Search the data for the word "Total" and copy every line where it occurs.

[Saved data entries]
+++

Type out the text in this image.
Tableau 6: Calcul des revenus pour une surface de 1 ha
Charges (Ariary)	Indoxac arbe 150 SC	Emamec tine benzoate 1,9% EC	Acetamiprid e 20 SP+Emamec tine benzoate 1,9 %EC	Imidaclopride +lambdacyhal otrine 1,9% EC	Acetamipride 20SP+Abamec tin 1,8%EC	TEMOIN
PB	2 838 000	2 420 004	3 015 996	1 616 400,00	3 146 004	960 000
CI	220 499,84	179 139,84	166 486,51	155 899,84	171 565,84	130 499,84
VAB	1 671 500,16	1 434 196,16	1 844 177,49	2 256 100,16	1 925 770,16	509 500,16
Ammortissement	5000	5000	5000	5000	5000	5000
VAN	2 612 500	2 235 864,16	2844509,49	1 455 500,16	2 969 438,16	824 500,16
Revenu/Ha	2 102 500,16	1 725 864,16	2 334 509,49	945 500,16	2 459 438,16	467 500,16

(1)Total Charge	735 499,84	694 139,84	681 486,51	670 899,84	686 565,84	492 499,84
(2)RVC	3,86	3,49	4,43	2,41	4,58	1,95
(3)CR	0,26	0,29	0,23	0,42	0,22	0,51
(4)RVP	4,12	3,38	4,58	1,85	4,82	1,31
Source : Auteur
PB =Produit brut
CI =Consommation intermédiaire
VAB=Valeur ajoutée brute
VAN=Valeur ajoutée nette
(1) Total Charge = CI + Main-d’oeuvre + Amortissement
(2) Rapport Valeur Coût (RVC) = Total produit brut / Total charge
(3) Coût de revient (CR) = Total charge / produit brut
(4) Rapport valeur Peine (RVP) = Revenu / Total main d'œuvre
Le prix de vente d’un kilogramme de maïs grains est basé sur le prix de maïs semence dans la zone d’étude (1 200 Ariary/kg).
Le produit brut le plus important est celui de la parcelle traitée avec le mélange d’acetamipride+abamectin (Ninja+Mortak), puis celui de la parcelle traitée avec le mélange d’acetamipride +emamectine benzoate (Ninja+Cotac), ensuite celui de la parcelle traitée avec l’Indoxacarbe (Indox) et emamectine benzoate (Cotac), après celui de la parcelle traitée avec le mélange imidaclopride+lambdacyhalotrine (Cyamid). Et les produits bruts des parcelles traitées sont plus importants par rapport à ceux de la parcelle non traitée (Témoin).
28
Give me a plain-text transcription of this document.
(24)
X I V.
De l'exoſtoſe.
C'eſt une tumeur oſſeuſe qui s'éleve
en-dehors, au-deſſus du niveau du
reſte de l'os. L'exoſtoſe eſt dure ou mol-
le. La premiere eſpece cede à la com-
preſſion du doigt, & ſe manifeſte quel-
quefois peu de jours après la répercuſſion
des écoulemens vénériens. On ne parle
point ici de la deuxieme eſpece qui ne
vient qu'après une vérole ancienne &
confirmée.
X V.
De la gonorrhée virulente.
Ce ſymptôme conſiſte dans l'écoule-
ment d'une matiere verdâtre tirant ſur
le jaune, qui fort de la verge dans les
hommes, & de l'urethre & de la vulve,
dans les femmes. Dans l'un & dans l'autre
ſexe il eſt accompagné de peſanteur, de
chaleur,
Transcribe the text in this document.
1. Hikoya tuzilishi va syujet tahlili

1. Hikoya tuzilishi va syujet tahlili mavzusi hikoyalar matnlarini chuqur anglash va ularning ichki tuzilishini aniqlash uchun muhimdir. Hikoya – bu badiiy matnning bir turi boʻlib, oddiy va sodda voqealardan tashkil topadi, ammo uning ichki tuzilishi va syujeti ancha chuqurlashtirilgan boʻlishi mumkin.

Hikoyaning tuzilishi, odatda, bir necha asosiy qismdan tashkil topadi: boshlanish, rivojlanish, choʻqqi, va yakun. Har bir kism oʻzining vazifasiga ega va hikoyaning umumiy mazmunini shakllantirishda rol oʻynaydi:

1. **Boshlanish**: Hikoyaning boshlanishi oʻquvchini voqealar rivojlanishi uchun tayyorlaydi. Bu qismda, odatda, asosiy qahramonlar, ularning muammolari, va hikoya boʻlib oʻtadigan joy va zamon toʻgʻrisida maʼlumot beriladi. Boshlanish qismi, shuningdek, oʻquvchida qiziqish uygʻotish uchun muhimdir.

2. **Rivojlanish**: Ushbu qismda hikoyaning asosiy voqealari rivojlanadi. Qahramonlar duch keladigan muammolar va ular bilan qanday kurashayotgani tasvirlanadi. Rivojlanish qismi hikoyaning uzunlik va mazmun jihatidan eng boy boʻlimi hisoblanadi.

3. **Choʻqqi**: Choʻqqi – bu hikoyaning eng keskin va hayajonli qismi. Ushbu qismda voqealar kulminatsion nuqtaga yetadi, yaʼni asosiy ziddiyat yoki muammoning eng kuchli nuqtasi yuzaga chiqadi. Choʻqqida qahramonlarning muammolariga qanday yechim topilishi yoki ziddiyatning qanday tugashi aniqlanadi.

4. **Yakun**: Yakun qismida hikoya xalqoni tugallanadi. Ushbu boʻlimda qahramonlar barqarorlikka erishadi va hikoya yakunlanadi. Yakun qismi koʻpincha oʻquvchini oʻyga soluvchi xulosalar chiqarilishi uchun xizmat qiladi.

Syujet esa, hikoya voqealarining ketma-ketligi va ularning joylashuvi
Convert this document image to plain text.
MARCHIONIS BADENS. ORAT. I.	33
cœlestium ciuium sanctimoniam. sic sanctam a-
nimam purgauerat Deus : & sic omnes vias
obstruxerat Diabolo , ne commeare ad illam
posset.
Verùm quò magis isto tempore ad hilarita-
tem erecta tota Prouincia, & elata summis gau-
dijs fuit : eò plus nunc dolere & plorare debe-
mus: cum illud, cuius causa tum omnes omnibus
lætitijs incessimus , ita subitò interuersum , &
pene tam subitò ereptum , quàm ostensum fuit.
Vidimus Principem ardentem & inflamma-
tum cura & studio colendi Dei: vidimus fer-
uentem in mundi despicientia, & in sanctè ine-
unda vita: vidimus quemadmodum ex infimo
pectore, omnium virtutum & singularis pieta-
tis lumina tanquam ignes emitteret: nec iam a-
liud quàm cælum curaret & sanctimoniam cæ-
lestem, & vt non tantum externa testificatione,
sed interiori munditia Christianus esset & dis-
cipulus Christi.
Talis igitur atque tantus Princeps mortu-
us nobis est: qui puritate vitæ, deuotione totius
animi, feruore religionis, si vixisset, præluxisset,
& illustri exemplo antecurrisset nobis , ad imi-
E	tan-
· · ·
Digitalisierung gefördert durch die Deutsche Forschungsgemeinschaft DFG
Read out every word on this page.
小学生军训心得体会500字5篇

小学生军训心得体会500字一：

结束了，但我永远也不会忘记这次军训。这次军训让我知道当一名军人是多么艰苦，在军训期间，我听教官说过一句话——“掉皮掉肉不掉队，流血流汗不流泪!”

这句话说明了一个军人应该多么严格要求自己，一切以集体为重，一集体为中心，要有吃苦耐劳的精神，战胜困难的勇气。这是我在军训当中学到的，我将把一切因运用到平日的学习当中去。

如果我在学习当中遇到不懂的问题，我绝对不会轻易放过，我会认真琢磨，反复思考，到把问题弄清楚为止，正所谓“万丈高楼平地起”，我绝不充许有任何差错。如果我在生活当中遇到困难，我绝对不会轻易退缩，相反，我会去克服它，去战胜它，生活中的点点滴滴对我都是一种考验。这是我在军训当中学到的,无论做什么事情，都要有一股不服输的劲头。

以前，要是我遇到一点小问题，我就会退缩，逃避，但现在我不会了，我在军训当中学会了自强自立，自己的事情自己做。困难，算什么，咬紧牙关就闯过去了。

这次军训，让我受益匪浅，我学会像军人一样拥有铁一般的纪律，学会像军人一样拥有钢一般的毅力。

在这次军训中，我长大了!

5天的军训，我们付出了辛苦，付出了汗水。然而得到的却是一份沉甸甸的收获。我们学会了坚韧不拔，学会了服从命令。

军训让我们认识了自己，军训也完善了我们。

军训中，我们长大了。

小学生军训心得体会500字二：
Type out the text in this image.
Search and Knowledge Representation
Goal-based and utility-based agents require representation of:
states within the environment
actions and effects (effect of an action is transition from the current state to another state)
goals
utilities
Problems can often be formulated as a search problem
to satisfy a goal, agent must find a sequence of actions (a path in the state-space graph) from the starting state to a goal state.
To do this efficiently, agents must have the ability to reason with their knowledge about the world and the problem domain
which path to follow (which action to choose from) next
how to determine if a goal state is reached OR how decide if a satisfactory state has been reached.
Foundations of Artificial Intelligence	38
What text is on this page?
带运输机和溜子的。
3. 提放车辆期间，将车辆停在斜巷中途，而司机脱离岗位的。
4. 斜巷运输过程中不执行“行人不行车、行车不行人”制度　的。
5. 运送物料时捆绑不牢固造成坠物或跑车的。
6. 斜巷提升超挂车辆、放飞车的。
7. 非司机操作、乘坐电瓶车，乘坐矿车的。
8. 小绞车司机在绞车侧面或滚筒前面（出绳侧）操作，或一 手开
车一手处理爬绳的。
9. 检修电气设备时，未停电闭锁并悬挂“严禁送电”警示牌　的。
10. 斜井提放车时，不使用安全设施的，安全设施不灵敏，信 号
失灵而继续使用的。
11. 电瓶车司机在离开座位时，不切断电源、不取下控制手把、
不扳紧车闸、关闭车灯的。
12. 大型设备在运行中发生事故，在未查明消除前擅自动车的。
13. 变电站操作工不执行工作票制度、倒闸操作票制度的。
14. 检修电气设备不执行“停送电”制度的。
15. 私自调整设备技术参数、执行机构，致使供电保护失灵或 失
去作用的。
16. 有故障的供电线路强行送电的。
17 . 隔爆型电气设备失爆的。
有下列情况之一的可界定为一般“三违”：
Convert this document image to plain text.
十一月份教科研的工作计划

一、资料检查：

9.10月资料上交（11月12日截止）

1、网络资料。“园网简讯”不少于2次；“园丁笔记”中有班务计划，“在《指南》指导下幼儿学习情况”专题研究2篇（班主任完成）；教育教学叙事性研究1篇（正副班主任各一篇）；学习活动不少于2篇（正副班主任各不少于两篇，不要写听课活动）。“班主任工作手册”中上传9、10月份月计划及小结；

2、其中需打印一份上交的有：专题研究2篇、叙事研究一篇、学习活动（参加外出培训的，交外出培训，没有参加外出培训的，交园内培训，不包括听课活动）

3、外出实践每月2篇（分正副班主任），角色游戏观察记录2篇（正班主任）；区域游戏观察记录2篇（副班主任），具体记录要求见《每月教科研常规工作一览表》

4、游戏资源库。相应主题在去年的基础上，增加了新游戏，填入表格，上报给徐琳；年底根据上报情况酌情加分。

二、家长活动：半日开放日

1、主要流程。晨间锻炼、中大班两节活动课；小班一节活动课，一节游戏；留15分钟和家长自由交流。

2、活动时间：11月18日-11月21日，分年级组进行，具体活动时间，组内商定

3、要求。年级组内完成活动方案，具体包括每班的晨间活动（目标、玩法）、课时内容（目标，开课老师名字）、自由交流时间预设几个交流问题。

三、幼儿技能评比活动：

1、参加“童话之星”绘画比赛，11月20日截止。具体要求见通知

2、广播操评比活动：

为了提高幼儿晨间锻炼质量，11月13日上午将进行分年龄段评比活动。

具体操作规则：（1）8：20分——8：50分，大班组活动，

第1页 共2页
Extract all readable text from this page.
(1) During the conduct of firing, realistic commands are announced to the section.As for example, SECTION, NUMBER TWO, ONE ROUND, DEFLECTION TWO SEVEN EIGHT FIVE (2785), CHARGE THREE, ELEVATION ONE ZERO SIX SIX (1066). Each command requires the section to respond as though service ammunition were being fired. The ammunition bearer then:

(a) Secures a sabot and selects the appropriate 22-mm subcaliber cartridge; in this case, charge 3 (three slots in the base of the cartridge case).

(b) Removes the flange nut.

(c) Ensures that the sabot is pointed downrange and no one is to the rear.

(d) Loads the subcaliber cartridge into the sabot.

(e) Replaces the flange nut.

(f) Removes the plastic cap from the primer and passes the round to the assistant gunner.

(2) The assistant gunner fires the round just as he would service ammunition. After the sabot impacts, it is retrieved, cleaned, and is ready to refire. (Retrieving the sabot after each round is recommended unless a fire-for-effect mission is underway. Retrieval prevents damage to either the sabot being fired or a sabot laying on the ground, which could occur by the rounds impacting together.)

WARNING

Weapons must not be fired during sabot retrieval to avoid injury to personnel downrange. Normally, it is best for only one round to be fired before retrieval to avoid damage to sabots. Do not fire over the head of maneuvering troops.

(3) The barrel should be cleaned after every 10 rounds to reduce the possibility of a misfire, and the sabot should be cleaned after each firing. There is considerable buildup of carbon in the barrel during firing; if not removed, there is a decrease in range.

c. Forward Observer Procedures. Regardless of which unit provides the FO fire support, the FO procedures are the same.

+++

**FULL SOLUTION**:
(1)Total Charge	735 499,84	694 139,84	681 486,51	670 899,84	686 565,84	492 499,84
(1) Total Charge = CI + Main-d’oeuvre + Amortissement
(2) Rapport Valeur Coût (RVC) = Total produit brut / Total charge
(3) Coût de revient (CR) = Total charge / produit brut
(4) Rapport valeur Peine (RVP) = Revenu / Total main d'œuvre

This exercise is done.